◆ **What you have to do**
Looking at the listing, state how many of its lines contain the string "ylabel". Write only the number.

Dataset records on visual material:
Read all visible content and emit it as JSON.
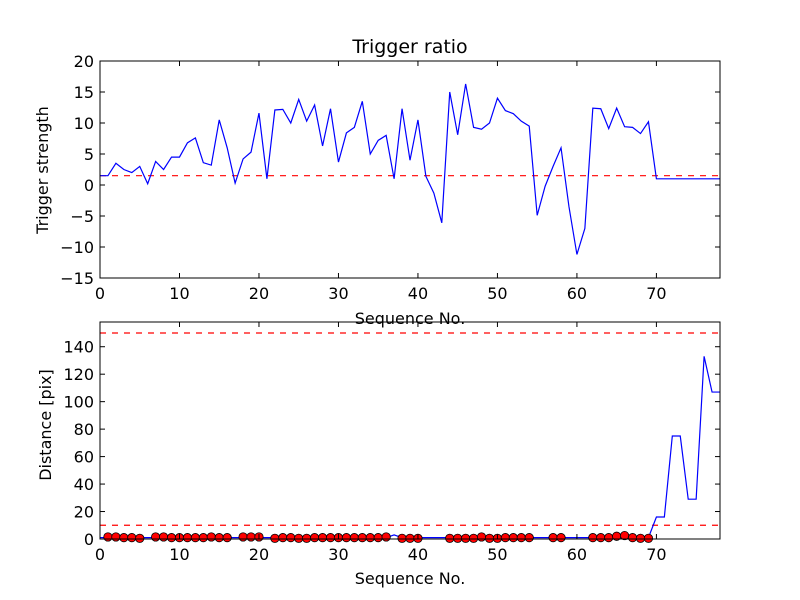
{
  "chart_data": [
    {
      "type": "line",
      "title": "Trigger ratio",
      "xlabel": "Sequence No.",
      "ylabel": "Trigger strength",
      "xlim": [
        0,
        78
      ],
      "ylim": [
        -15,
        20
      ],
      "xticks": [
        "0",
        "10",
        "20",
        "30",
        "40",
        "50",
        "60",
        "70"
      ],
      "yticks": [
        "20",
        "15",
        "10",
        "5",
        "0",
        "−5",
        "−10",
        "−15"
      ],
      "grid": false,
      "series": [
        {
          "color": "#0000ff",
          "x": [
            0,
            1,
            2,
            3,
            4,
            5,
            6,
            7,
            8,
            9,
            10,
            11,
            12,
            13,
            14,
            15,
            16,
            17,
            18,
            19,
            20,
            21,
            22,
            23,
            24,
            25,
            26,
            27,
            28,
            29,
            30,
            31,
            32,
            33,
            34,
            35,
            36,
            37,
            38,
            39,
            40,
            41,
            42,
            43,
            44,
            45,
            46,
            47,
            48,
            49,
            50,
            51,
            52,
            53,
            54,
            55,
            56,
            57,
            58,
            59,
            60,
            61,
            62,
            63,
            64,
            65,
            66,
            67,
            68,
            69,
            70,
            71,
            72,
            73,
            74,
            75,
            76,
            77,
            78
          ],
          "values": [
            1.5,
            1.5,
            3.5,
            2.5,
            2.0,
            3.0,
            0.2,
            3.8,
            2.5,
            4.5,
            4.5,
            6.8,
            7.6,
            3.6,
            3.2,
            10.5,
            6.0,
            0.3,
            4.2,
            5.3,
            11.6,
            1.0,
            12.1,
            12.2,
            10.0,
            13.8,
            10.3,
            12.9,
            6.3,
            12.3,
            3.7,
            8.4,
            9.3,
            13.5,
            5.0,
            7.2,
            8.0,
            1.0,
            12.3,
            4.0,
            10.5,
            1.4,
            -1.3,
            -6.1,
            15.0,
            8.1,
            16.3,
            9.3,
            9.0,
            10.0,
            14.0,
            12.0,
            11.5,
            10.3,
            9.5,
            -4.9,
            -0.2,
            3.0,
            6.0,
            -3.5,
            -11.2,
            -7.0,
            12.4,
            12.3,
            9.1,
            12.4,
            9.4,
            9.3,
            8.3,
            10.2,
            1.0,
            1.0,
            1.0,
            1.0,
            1.0,
            1.0,
            1.0,
            1.0,
            1.0
          ]
        }
      ],
      "hlines": [
        {
          "y": 1.5,
          "color": "#ff0000",
          "style": "dashed"
        }
      ]
    },
    {
      "type": "line",
      "title": "",
      "xlabel": "Sequence No.",
      "ylabel": "Distance [pix]",
      "xlim": [
        0,
        78
      ],
      "ylim": [
        0,
        158
      ],
      "xticks": [
        "0",
        "10",
        "20",
        "30",
        "40",
        "50",
        "60",
        "70"
      ],
      "yticks": [
        "0",
        "20",
        "40",
        "60",
        "80",
        "100",
        "120",
        "140"
      ],
      "grid": false,
      "series": [
        {
          "color": "#0000ff",
          "x": [
            0,
            1,
            2,
            3,
            4,
            5,
            6,
            7,
            8,
            9,
            10,
            11,
            12,
            13,
            14,
            15,
            16,
            17,
            18,
            19,
            20,
            21,
            22,
            23,
            24,
            25,
            26,
            27,
            28,
            29,
            30,
            31,
            32,
            33,
            34,
            35,
            36,
            37,
            38,
            39,
            40,
            41,
            42,
            43,
            44,
            45,
            46,
            47,
            48,
            49,
            50,
            51,
            52,
            53,
            54,
            55,
            56,
            57,
            58,
            59,
            60,
            61,
            62,
            63,
            64,
            65,
            66,
            67,
            68,
            69,
            70,
            71,
            72,
            73,
            74,
            75,
            76,
            77,
            78
          ],
          "values": [
            1,
            1,
            1,
            1,
            1,
            1,
            1,
            1,
            1,
            1,
            1,
            1,
            1,
            1,
            1,
            1,
            1,
            1,
            1,
            1,
            1,
            1,
            1,
            1,
            1,
            1,
            1,
            1,
            1,
            1,
            1,
            1,
            1,
            1,
            1,
            1,
            1,
            3,
            1,
            1,
            1,
            1,
            1,
            1,
            1,
            1,
            1,
            1,
            1,
            1,
            1,
            1,
            1,
            1,
            1,
            1,
            1,
            1,
            1,
            1,
            1,
            1,
            1,
            1,
            1,
            1,
            1,
            1,
            1,
            1,
            16,
            16,
            75,
            75,
            29,
            29,
            133,
            107,
            107
          ]
        }
      ],
      "markers": {
        "color": "#ff0000",
        "edge_color": "#000000",
        "x": [
          1,
          2,
          3,
          4,
          5,
          7,
          8,
          9,
          10,
          11,
          12,
          13,
          14,
          15,
          16,
          18,
          19,
          20,
          22,
          23,
          24,
          25,
          26,
          27,
          28,
          29,
          30,
          31,
          32,
          33,
          34,
          35,
          36,
          38,
          39,
          40,
          44,
          45,
          46,
          47,
          48,
          49,
          50,
          51,
          52,
          53,
          54,
          57,
          58,
          62,
          63,
          64,
          65,
          66,
          67,
          68,
          69
        ],
        "values": [
          1.5,
          1.5,
          1,
          1,
          0.5,
          1.5,
          1.5,
          1,
          1,
          1,
          1,
          1,
          1.5,
          1,
          1,
          1.5,
          1.5,
          1.5,
          0.5,
          1,
          1,
          0.5,
          0.5,
          1,
          1,
          1,
          1,
          1,
          1,
          1,
          1,
          1,
          1.5,
          0.5,
          0.5,
          0.5,
          0.5,
          0.5,
          0.5,
          0.5,
          1.5,
          0.5,
          0.5,
          1,
          1,
          1,
          1,
          1,
          1,
          1,
          1,
          1,
          2,
          2.5,
          1,
          0.5,
          0.5
        ]
      },
      "hlines": [
        {
          "y": 150,
          "color": "#ff0000",
          "style": "dashed"
        },
        {
          "y": 10,
          "color": "#ff0000",
          "style": "dashed"
        }
      ]
    }
  ]
}
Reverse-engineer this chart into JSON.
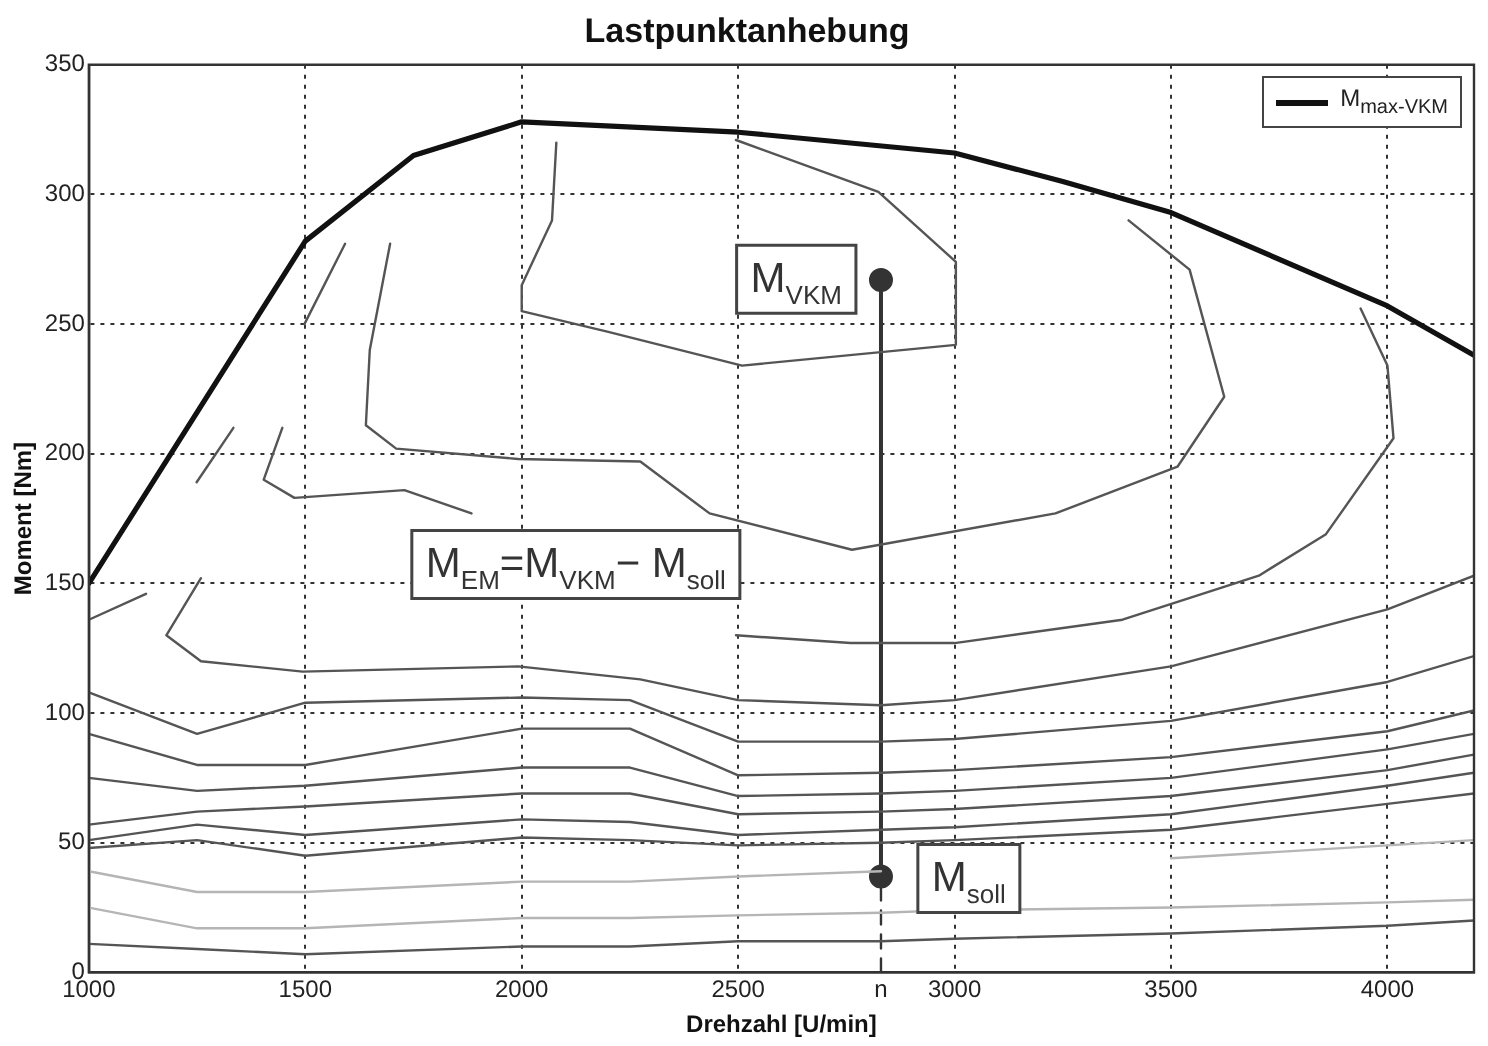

◆ **Result of the task**
2